[Records from a dataset]

------------------------------------------------

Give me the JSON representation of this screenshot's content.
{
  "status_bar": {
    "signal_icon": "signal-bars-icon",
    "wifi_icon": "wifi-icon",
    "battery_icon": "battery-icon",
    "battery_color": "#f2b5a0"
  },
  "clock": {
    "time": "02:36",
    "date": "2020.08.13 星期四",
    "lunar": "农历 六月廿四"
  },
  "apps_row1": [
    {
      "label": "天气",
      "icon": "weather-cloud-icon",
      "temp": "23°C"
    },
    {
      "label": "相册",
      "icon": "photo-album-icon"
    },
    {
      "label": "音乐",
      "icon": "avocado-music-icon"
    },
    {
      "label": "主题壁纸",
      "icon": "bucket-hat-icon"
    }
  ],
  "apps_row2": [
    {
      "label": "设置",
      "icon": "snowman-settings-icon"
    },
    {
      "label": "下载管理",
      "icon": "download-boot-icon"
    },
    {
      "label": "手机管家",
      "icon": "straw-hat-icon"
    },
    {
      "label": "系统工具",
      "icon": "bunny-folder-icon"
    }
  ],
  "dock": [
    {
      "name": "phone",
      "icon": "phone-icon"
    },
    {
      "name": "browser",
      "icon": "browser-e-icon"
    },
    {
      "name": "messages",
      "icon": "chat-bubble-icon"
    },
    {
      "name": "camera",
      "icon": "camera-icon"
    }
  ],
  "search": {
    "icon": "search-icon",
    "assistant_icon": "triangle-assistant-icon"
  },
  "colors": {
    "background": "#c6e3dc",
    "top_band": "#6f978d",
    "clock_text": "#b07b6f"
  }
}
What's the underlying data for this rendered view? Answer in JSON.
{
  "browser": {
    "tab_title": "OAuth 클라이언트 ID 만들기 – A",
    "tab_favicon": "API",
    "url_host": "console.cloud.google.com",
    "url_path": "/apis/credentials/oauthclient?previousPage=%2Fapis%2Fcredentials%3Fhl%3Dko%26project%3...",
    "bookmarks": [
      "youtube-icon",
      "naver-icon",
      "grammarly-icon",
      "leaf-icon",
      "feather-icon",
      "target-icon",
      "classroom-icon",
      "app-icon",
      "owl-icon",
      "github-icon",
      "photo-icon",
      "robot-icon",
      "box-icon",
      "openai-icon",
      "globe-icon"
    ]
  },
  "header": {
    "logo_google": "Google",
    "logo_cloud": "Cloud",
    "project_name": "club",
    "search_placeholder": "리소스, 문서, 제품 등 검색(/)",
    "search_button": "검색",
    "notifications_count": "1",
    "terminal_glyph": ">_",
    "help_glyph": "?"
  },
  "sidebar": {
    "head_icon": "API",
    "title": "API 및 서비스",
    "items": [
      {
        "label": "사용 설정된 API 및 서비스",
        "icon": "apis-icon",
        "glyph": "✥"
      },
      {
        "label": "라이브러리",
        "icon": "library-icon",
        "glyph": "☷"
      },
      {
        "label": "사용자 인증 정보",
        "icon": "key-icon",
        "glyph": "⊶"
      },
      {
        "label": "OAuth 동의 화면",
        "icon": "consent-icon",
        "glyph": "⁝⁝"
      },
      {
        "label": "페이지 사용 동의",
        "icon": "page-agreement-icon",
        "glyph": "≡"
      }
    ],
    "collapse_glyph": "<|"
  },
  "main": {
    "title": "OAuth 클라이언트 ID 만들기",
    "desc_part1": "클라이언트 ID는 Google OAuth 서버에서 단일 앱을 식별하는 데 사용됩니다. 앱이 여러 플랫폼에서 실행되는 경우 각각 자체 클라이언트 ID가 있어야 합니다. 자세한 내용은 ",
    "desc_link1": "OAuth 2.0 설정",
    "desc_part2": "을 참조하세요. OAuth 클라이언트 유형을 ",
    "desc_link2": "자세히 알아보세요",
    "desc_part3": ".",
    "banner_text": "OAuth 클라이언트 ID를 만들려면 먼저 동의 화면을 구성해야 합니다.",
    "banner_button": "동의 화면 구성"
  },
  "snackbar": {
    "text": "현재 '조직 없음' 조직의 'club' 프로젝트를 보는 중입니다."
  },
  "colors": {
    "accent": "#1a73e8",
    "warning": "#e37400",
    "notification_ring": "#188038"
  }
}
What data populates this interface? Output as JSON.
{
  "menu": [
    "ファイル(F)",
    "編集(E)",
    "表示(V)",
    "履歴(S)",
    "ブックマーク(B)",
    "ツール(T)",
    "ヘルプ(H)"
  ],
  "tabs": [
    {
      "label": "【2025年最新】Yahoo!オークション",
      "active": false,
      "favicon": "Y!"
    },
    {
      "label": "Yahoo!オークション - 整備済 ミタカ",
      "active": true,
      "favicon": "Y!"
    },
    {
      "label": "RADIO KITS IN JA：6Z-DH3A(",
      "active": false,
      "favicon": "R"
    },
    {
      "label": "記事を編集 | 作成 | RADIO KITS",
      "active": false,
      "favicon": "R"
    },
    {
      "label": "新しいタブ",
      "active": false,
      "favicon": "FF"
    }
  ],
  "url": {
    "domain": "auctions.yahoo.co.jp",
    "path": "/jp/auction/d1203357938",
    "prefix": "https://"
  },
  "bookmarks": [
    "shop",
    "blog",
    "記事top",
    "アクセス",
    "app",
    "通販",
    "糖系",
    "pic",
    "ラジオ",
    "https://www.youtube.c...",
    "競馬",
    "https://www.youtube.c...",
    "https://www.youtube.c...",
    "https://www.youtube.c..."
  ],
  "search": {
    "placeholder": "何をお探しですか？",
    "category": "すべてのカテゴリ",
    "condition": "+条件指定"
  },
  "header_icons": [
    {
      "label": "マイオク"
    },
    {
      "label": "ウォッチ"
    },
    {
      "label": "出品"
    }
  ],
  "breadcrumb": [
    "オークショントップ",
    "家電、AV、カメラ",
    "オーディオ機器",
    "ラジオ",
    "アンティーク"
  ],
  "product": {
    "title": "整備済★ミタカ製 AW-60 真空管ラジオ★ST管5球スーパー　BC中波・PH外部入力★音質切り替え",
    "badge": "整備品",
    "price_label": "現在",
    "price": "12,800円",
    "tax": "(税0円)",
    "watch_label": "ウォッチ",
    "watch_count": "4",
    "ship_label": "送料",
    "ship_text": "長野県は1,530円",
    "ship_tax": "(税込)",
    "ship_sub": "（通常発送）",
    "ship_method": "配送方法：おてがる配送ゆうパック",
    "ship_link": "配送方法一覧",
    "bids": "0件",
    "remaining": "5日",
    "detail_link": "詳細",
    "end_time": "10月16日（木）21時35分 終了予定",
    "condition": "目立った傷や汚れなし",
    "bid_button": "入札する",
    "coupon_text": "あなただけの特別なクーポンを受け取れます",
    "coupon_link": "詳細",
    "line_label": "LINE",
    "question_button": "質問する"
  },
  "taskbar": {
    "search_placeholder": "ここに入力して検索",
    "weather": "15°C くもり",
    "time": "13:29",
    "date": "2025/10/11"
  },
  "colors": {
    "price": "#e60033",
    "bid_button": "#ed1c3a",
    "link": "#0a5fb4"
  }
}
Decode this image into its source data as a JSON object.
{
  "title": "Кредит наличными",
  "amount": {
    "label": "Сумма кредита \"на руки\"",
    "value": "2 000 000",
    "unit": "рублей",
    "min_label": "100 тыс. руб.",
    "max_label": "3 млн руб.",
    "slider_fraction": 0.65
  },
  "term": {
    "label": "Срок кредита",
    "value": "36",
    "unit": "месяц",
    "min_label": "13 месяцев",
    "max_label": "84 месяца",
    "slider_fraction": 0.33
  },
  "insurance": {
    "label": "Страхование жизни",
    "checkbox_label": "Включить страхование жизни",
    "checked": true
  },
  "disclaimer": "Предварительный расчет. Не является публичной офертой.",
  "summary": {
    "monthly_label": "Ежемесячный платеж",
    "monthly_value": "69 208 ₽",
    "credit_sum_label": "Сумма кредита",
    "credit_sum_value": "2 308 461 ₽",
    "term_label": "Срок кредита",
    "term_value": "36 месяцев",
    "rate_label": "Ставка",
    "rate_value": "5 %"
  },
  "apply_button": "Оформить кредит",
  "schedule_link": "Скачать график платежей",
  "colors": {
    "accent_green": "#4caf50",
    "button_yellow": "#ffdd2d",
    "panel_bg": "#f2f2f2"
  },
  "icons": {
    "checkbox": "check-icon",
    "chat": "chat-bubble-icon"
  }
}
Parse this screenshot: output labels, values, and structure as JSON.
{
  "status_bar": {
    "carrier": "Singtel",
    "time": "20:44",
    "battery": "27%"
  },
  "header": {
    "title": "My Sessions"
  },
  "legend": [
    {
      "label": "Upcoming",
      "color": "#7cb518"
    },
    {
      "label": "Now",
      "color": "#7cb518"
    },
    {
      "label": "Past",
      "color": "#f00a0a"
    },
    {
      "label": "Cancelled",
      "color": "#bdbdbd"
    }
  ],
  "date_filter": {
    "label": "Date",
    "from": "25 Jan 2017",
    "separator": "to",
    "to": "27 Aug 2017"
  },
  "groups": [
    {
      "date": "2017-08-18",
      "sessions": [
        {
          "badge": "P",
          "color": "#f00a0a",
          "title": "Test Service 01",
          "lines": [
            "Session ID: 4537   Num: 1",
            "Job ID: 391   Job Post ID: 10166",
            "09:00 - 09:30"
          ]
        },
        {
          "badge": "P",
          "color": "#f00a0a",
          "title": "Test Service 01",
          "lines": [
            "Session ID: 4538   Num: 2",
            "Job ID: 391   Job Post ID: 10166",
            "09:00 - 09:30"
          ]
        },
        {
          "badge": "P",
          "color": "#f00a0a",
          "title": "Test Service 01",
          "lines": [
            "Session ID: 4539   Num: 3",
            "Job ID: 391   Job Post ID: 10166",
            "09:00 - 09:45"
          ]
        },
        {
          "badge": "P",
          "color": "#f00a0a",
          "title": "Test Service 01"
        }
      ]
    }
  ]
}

------------------------------------------------

Given instruction: Scan the material above. Copy each line where "жизни" occurs.

Complete output:
    "label": "Страхование жизни",
    "checkbox_label": "Включить страхование жизни",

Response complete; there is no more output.